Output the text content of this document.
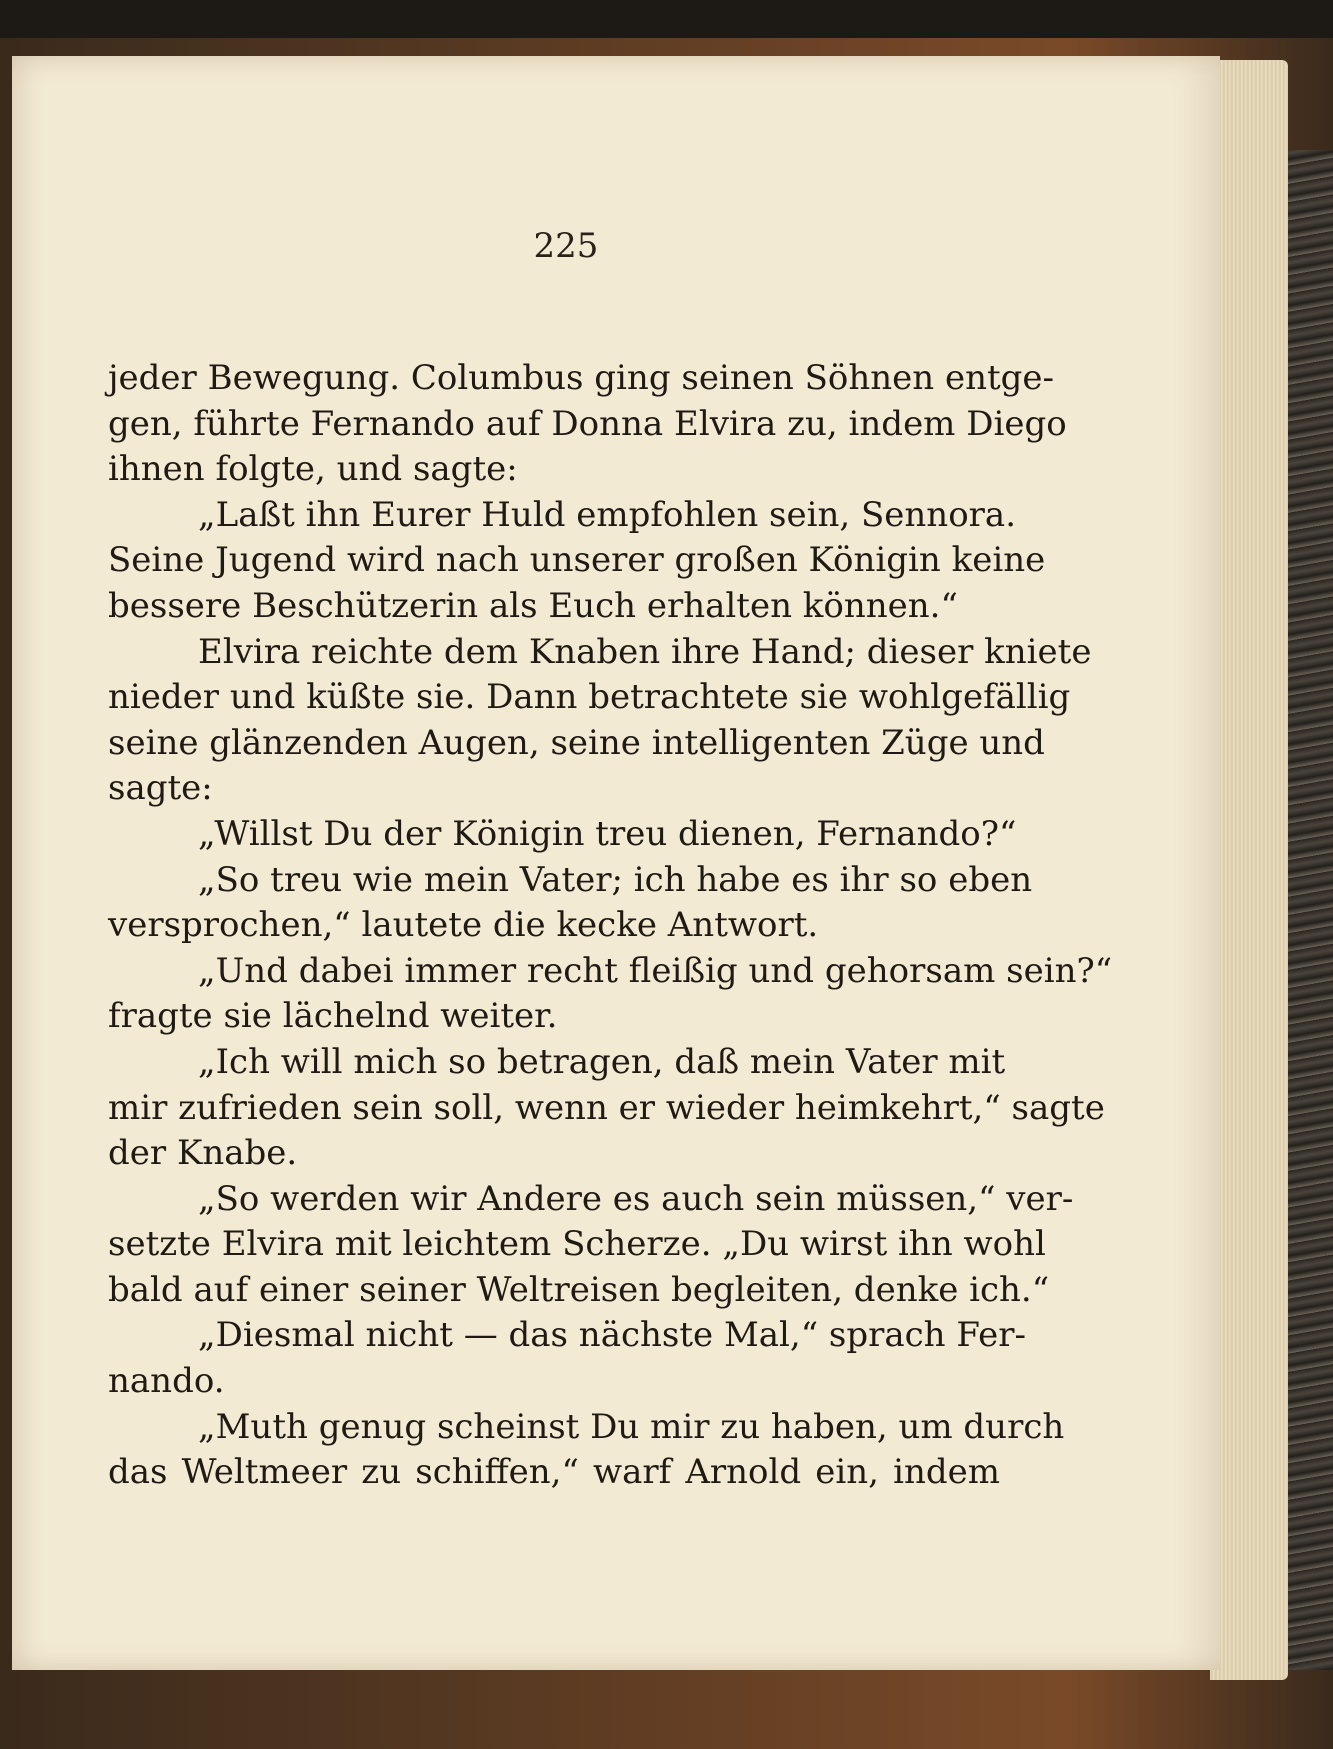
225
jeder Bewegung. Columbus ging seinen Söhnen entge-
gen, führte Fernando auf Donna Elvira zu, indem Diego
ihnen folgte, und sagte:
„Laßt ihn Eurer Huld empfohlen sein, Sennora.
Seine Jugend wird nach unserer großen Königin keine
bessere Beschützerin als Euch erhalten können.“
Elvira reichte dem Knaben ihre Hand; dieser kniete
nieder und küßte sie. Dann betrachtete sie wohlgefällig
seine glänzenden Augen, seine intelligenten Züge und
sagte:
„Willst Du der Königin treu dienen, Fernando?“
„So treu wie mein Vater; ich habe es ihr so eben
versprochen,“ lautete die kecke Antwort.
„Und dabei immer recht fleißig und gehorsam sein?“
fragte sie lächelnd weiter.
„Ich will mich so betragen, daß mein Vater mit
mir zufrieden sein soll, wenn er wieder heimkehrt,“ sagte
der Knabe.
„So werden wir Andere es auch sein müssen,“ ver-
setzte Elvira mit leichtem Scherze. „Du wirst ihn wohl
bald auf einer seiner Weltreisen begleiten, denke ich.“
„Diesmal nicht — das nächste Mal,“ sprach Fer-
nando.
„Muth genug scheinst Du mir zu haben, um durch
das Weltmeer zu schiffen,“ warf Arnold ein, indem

....

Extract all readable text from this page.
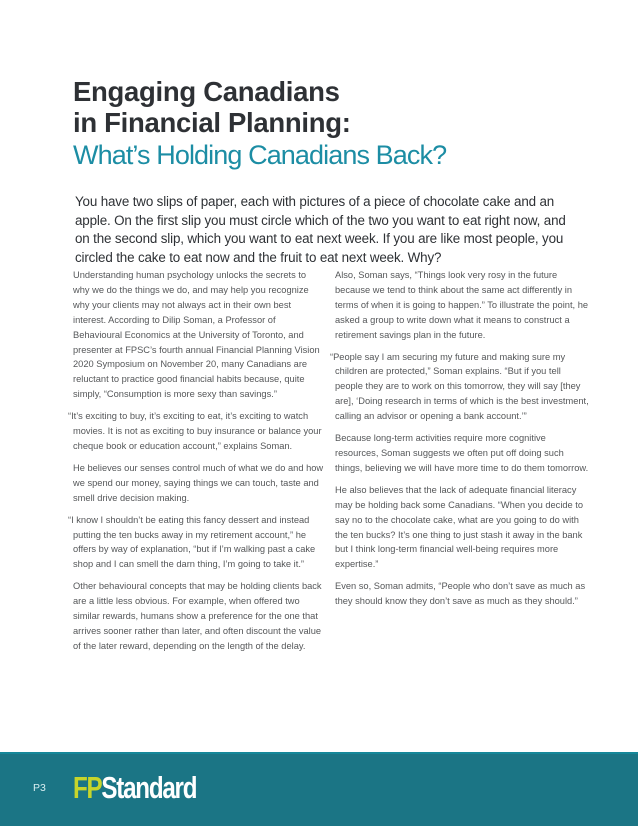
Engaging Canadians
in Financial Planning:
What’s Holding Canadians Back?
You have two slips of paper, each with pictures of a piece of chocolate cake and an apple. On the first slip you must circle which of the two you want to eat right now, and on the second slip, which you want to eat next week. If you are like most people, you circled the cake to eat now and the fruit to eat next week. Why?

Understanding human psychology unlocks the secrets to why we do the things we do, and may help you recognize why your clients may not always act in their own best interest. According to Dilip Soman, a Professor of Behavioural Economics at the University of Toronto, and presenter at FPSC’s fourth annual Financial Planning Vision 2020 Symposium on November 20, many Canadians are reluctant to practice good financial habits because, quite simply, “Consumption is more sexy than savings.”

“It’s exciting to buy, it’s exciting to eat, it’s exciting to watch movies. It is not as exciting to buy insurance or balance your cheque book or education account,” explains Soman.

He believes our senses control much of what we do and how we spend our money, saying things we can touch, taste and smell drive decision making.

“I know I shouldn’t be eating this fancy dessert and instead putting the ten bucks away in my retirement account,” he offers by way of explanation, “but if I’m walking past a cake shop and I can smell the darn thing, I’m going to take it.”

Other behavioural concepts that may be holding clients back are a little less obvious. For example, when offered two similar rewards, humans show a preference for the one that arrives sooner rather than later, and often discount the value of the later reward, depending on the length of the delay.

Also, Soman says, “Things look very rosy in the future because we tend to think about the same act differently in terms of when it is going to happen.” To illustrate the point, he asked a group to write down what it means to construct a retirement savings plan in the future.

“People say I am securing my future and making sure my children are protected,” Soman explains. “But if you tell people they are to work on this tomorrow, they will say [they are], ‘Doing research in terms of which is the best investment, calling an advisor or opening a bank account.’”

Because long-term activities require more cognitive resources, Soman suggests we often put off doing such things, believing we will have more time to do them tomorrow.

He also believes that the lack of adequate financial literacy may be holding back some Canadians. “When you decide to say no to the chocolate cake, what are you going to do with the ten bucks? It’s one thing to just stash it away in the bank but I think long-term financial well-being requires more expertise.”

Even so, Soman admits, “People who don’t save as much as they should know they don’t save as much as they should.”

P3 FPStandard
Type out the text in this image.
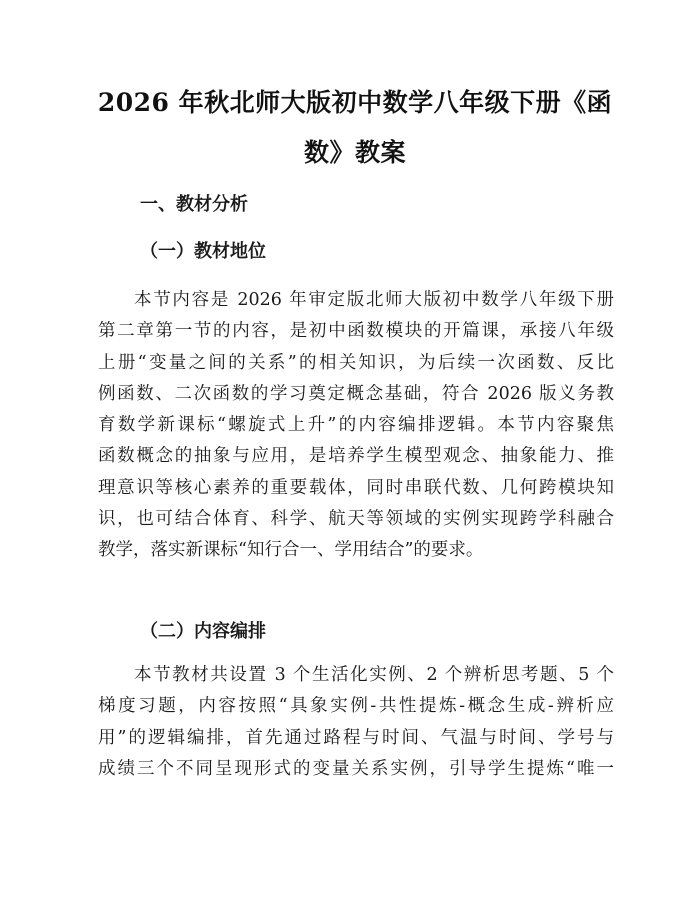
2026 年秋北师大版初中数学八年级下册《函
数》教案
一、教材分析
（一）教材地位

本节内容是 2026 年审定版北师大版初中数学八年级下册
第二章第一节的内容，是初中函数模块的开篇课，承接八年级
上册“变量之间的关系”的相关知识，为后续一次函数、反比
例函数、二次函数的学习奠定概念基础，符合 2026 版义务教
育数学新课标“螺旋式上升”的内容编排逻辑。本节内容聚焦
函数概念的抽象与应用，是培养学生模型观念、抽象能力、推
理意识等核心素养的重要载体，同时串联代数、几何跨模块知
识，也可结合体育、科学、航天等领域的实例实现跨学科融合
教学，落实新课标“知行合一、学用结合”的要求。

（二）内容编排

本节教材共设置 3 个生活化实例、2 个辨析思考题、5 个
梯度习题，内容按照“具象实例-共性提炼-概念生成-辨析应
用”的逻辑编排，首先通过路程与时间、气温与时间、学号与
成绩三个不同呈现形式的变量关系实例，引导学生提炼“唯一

....

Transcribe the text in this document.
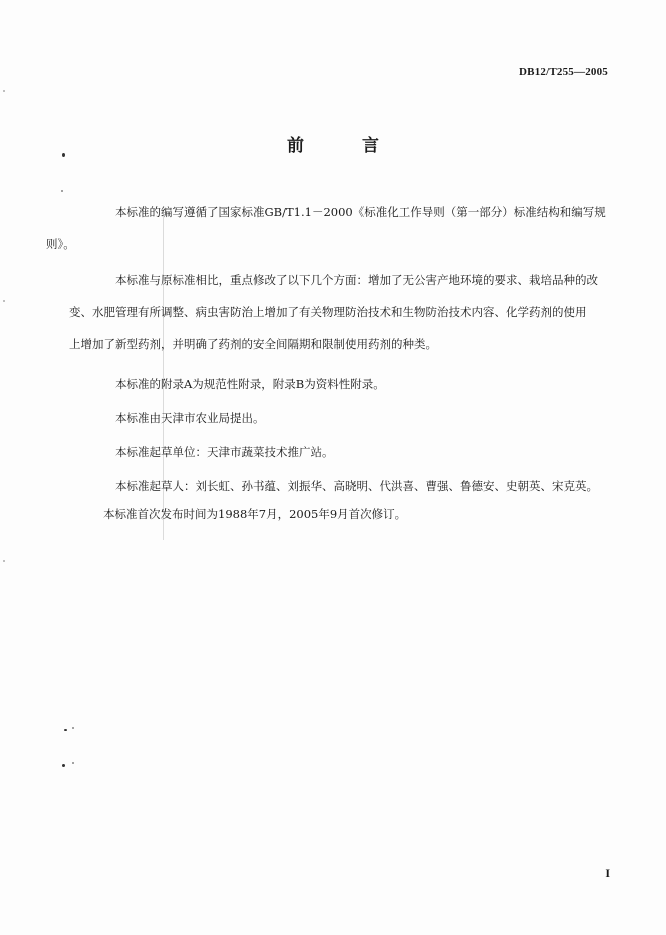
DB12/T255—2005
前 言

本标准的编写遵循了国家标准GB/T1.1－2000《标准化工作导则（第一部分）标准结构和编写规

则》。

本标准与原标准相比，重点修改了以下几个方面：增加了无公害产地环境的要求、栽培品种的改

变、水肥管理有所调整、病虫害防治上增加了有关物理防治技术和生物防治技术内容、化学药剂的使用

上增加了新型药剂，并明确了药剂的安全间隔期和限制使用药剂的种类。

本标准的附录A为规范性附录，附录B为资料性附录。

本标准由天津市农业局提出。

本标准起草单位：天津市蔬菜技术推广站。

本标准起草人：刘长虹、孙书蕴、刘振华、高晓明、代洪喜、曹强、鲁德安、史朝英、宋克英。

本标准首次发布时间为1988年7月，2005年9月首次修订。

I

....

:: What the task asks ::
Look through the entries above and report the number of lines that contain "treu". Write only the number.

:: Complete answer ::
2